Exercise details:
Set the listing down again exactly, please, apart from its pictures.

Material shown:
————————
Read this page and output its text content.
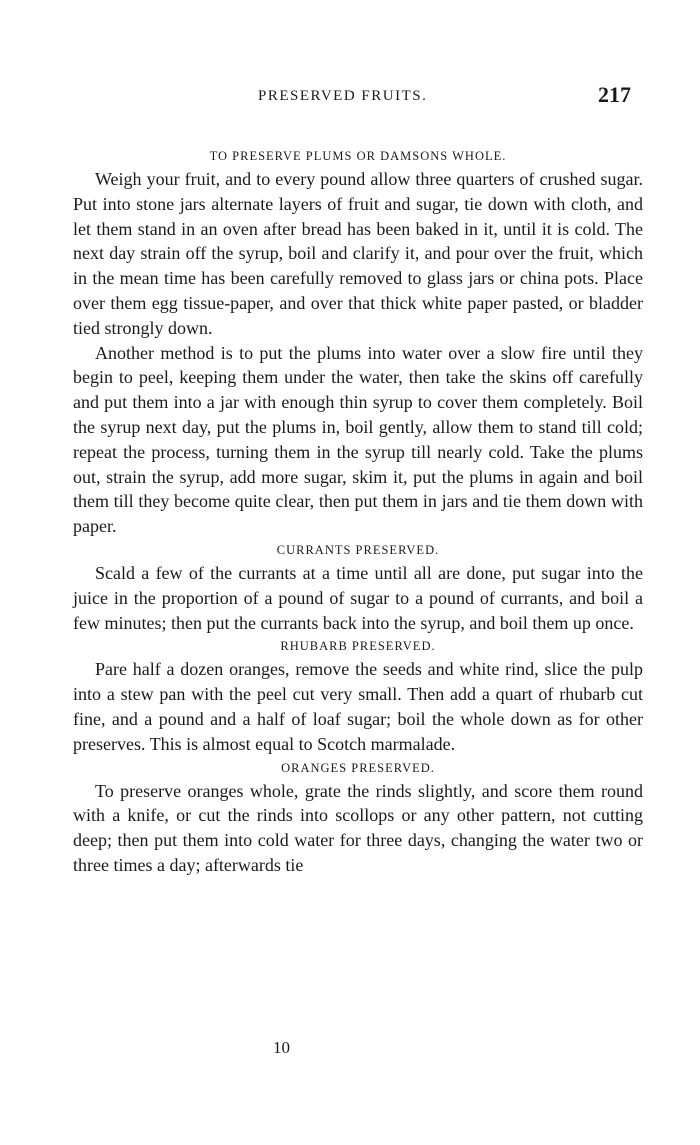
PRESERVED FRUITS.	217
TO PRESERVE PLUMS OR DAMSONS WHOLE.

Weigh your fruit, and to every pound allow three quarters of crushed sugar. Put into stone jars alternate layers of fruit and sugar, tie down with cloth, and let them stand in an oven after bread has been baked in it, until it is cold. The next day strain off the syrup, boil and clarify it, and pour over the fruit, which in the mean time has been carefully removed to glass jars or china pots. Place over them egg tissue-paper, and over that thick white paper pasted, or bladder tied strongly down.

Another method is to put the plums into water over a slow fire until they begin to peel, keeping them under the water, then take the skins off carefully and put them into a jar with enough thin syrup to cover them completely. Boil the syrup next day, put the plums in, boil gently, allow them to stand till cold; repeat the process, turning them in the syrup till nearly cold. Take the plums out, strain the syrup, add more sugar, skim it, put the plums in again and boil them till they become quite clear, then put them in jars and tie them down with paper.

CURRANTS PRESERVED.

Scald a few of the currants at a time until all are done, put sugar into the juice in the proportion of a pound of sugar to a pound of currants, and boil a few minutes; then put the currants back into the syrup, and boil them up once.

RHUBARB PRESERVED.

Pare half a dozen oranges, remove the seeds and white rind, slice the pulp into a stew pan with the peel cut very small. Then add a quart of rhubarb cut fine, and a pound and a half of loaf sugar; boil the whole down as for other preserves. This is almost equal to Scotch marmalade.

ORANGES PRESERVED.

To preserve oranges whole, grate the rinds slightly, and score them round with a knife, or cut the rinds into scollops or any other pattern, not cutting deep; then put them into cold water for three days, changing the water two or three times a day; afterwards tie

10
————————
Reply:
Read this page and output its text content.
PRESERVED FRUITS.	217
TO PRESERVE PLUMS OR DAMSONS WHOLE.

Weigh your fruit, and to every pound allow three quarters of crushed sugar. Put into stone jars alternate layers of fruit and sugar, tie down with cloth, and let them stand in an oven after bread has been baked in it, until it is cold. The next day strain off the syrup, boil and clarify it, and pour over the fruit, which in the mean time has been carefully removed to glass jars or china pots. Place over them egg tissue-paper, and over that thick white paper pasted, or bladder tied strongly down.

Another method is to put the plums into water over a slow fire until they begin to peel, keeping them under the water, then take the skins off carefully and put them into a jar with enough thin syrup to cover them completely. Boil the syrup next day, put the plums in, boil gently, allow them to stand till cold; repeat the process, turning them in the syrup till nearly cold. Take the plums out, strain the syrup, add more sugar, skim it, put the plums in again and boil them till they become quite clear, then put them in jars and tie them down with paper.

CURRANTS PRESERVED.

Scald a few of the currants at a time until all are done, put sugar into the juice in the proportion of a pound of sugar to a pound of currants, and boil a few minutes; then put the currants back into the syrup, and boil them up once.

RHUBARB PRESERVED.

Pare half a dozen oranges, remove the seeds and white rind, slice the pulp into a stew pan with the peel cut very small. Then add a quart of rhubarb cut fine, and a pound and a half of loaf sugar; boil the whole down as for other preserves. This is almost equal to Scotch marmalade.

ORANGES PRESERVED.

To preserve oranges whole, grate the rinds slightly, and score them round with a knife, or cut the rinds into scollops or any other pattern, not cutting deep; then put them into cold water for three days, changing the water two or three times a day; afterwards tie

10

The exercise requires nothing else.